TASK TO COMPLETE: Pick out and copy every line below that contains the string "data". Case counts when matching.

▼

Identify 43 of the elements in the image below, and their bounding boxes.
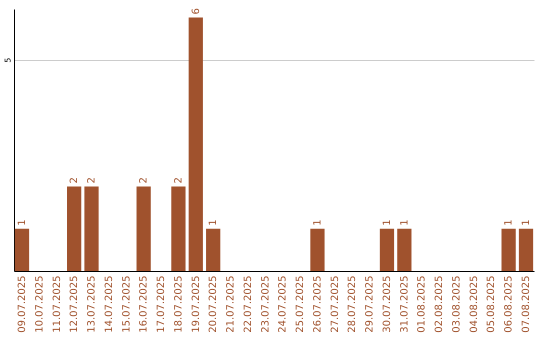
data-label: 6: [190, 8, 202, 14]
data-label: 1: [382, 219, 393, 226]
x-tick-label: 17.07.2025: [156, 276, 168, 333]
x-tick-label: 12.07.2025: [69, 276, 80, 333]
x-tick-label: 18.07.2025: [173, 276, 184, 333]
x-tick-label: 01.08.2025: [416, 276, 428, 333]
x-tick-label: 20.07.2025: [208, 276, 220, 333]
x-tick-label: 31.07.2025: [399, 276, 410, 333]
x-tick-label: 16.07.2025: [138, 276, 150, 333]
x-tick-label: 25.07.2025: [295, 276, 306, 333]
data-label: 2: [173, 177, 184, 184]
x-tick-label: 06.08.2025: [504, 276, 515, 333]
x-tick-label: 07.08.2025: [521, 276, 532, 333]
x-tick-label: 14.07.2025: [104, 276, 115, 333]
data-label: 1: [399, 219, 410, 226]
x-tick-label: 28.07.2025: [347, 276, 358, 333]
data-label: 1: [16, 219, 28, 226]
x-tick-label: 22.07.2025: [242, 276, 254, 333]
data-label: 1: [521, 219, 532, 226]
x-tick-label: 15.07.2025: [121, 276, 132, 333]
x-tick-label: 24.07.2025: [278, 276, 289, 333]
x-tick-label: 05.08.2025: [486, 276, 498, 333]
x-tick-label: 30.07.2025: [382, 276, 393, 333]
x-tick-label: 23.07.2025: [260, 276, 272, 333]
x-tick-label: 03.08.2025: [451, 276, 462, 333]
x-tick-label: 10.07.2025: [34, 276, 46, 333]
data-label: 2: [138, 177, 150, 184]
x-tick-label: 13.07.2025: [86, 276, 98, 333]
x-tick-label: 29.07.2025: [364, 276, 376, 333]
data-label: 1: [312, 219, 324, 226]
x-tick-label: 09.07.2025: [16, 276, 28, 333]
x-tick-label: 02.08.2025: [434, 276, 446, 333]
x-tick-label: 19.07.2025: [190, 276, 202, 333]
x-tick-label: 04.08.2025: [468, 276, 480, 333]
data-label: 1: [208, 219, 220, 226]
data-label: 2: [69, 177, 80, 184]
data-label: 2: [86, 177, 98, 184]
x-tick-label: 21.07.2025: [226, 276, 237, 333]
x-tick-label: 27.07.2025: [330, 276, 341, 333]
data-label: 1: [504, 219, 515, 226]
y-tick-label: 5: [4, 58, 12, 63]
x-tick-label: 26.07.2025: [312, 276, 324, 333]
x-tick-label: 11.07.2025: [52, 276, 63, 333]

▲

ANSWER IN FULL:
data-label: 6: [190, 8, 202, 14]
data-label: 1: [382, 219, 393, 226]
data-label: 2: [173, 177, 184, 184]
data-label: 1: [399, 219, 410, 226]
data-label: 1: [16, 219, 28, 226]
data-label: 1: [521, 219, 532, 226]
data-label: 2: [138, 177, 150, 184]
data-label: 1: [312, 219, 324, 226]
data-label: 1: [208, 219, 220, 226]
data-label: 2: [69, 177, 80, 184]
data-label: 2: [86, 177, 98, 184]
data-label: 1: [504, 219, 515, 226]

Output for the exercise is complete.